Element-and-box listings:
╔══
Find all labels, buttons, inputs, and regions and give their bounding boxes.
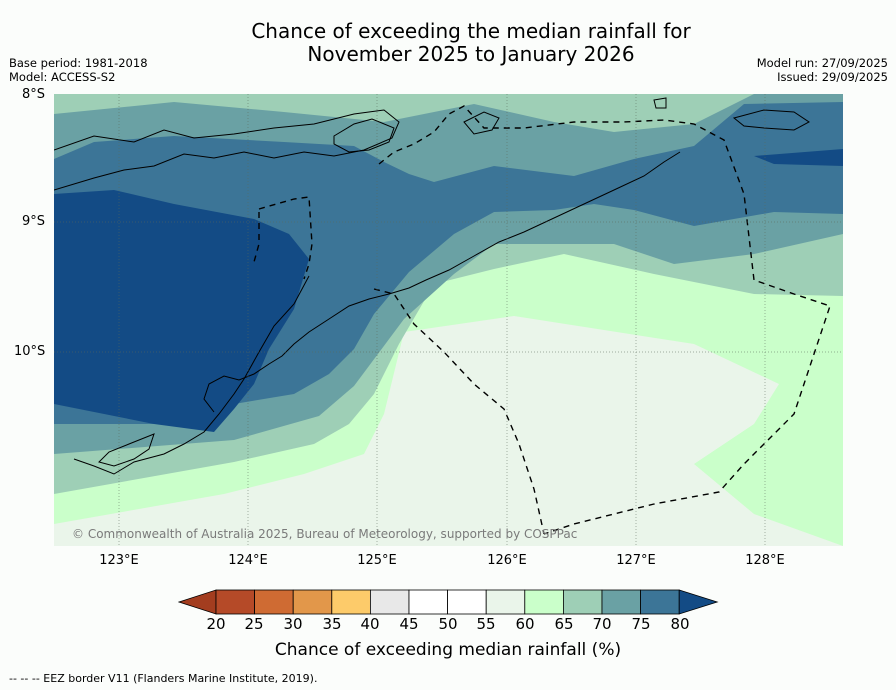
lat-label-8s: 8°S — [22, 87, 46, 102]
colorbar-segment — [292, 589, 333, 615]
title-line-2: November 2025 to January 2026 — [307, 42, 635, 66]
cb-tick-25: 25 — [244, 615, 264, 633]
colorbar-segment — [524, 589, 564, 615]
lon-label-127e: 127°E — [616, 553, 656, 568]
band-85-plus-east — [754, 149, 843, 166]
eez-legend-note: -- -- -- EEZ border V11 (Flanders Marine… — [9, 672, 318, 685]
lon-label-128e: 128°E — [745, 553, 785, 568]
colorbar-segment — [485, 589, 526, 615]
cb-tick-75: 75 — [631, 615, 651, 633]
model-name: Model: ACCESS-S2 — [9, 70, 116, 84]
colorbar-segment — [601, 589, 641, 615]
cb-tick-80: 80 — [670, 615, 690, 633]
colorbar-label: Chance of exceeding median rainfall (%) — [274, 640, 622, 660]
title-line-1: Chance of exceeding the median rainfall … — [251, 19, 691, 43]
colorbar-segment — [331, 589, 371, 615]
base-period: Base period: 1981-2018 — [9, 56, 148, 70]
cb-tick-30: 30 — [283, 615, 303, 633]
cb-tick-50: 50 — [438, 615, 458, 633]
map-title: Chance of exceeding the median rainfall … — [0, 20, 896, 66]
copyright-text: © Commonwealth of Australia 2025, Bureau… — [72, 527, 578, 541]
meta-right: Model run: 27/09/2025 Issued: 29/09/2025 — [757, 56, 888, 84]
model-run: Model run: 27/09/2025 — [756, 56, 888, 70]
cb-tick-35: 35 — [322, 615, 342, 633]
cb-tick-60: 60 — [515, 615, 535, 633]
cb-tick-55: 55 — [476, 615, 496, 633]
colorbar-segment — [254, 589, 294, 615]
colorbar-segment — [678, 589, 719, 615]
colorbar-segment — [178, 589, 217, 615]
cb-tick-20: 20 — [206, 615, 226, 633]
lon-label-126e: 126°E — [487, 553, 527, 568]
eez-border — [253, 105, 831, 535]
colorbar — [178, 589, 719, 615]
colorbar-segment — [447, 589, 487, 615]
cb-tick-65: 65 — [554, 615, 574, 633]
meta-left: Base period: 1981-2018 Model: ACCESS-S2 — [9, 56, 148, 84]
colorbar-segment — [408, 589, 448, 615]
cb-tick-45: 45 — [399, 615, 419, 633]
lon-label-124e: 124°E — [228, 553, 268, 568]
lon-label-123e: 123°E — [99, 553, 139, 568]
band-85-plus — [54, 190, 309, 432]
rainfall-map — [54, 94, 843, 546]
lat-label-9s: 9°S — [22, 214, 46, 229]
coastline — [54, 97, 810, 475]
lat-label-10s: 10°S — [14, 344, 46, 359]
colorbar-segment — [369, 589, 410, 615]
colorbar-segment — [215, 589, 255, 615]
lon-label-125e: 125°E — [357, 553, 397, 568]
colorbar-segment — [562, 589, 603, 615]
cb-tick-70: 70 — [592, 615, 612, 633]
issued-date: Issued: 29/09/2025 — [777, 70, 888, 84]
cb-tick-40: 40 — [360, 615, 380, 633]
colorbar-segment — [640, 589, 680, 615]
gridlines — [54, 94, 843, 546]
╚══
╔══
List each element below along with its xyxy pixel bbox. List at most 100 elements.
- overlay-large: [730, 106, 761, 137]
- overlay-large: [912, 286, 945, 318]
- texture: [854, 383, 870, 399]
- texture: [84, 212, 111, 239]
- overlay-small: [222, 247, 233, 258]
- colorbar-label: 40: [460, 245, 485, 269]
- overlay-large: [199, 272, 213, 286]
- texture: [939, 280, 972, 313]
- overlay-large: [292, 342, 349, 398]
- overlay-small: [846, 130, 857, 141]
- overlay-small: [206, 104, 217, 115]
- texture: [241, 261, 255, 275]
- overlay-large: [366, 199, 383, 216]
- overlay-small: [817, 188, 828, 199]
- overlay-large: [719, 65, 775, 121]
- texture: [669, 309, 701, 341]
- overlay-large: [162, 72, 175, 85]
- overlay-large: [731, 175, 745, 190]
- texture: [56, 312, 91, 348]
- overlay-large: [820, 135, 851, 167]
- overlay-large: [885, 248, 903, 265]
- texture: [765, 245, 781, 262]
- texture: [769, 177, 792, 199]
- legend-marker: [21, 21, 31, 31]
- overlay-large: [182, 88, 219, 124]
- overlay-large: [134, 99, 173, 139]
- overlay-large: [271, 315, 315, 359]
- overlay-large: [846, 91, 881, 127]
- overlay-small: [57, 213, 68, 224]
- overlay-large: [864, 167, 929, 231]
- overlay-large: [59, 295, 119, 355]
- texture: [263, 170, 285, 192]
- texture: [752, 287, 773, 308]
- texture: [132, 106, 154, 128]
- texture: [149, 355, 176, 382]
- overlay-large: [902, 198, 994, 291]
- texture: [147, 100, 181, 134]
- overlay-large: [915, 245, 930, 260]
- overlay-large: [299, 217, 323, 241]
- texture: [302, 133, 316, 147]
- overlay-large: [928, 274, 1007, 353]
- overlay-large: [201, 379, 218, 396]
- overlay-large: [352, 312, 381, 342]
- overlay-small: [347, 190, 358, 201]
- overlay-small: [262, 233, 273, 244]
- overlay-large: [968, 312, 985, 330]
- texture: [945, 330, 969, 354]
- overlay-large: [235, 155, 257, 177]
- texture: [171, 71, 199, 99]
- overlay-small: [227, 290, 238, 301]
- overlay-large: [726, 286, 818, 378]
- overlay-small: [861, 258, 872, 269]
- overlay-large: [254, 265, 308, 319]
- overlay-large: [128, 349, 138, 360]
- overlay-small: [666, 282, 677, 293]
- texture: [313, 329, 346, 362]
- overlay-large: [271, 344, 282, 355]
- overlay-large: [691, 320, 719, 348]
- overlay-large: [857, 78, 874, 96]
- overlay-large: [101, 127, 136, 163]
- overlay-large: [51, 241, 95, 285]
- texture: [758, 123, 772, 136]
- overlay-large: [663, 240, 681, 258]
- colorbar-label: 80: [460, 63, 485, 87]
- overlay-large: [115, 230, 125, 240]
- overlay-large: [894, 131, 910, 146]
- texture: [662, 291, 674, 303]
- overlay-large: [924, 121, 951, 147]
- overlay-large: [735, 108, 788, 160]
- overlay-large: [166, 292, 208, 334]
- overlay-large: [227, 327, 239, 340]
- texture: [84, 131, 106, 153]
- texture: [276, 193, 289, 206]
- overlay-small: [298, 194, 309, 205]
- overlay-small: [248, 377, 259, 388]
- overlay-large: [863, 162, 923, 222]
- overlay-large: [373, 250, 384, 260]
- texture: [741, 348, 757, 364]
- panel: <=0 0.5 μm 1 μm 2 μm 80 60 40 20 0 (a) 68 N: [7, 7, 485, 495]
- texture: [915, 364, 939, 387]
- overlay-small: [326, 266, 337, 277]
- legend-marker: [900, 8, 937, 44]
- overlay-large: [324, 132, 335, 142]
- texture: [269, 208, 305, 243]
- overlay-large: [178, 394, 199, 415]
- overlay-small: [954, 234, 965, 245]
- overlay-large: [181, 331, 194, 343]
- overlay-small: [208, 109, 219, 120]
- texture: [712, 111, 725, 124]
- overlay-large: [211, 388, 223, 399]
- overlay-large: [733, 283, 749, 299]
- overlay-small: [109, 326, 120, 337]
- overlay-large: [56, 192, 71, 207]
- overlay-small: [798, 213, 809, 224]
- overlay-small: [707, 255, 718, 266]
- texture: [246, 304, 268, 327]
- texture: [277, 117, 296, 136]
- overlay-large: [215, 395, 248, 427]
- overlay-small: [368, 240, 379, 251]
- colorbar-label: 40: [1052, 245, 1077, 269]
╚══
» **Exercise objective**
Please reproduce verbatim the lines of the listing above, from the line containing "lat-label-8s: 8°S — [22, 87, 46, 102]" to the line containing "band-85-plus-east — [754, 149, 843, 166]", both included.

» **Answer to the problem**
lat-label-8s: 8°S — [22, 87, 46, 102]
colorbar-segment — [292, 589, 333, 615]
title-line-2: November 2025 to January 2026 — [307, 42, 635, 66]
cb-tick-25: 25 — [244, 615, 264, 633]
colorbar-segment — [524, 589, 564, 615]
lon-label-127e: 127°E — [616, 553, 656, 568]
band-85-plus-east — [754, 149, 843, 166]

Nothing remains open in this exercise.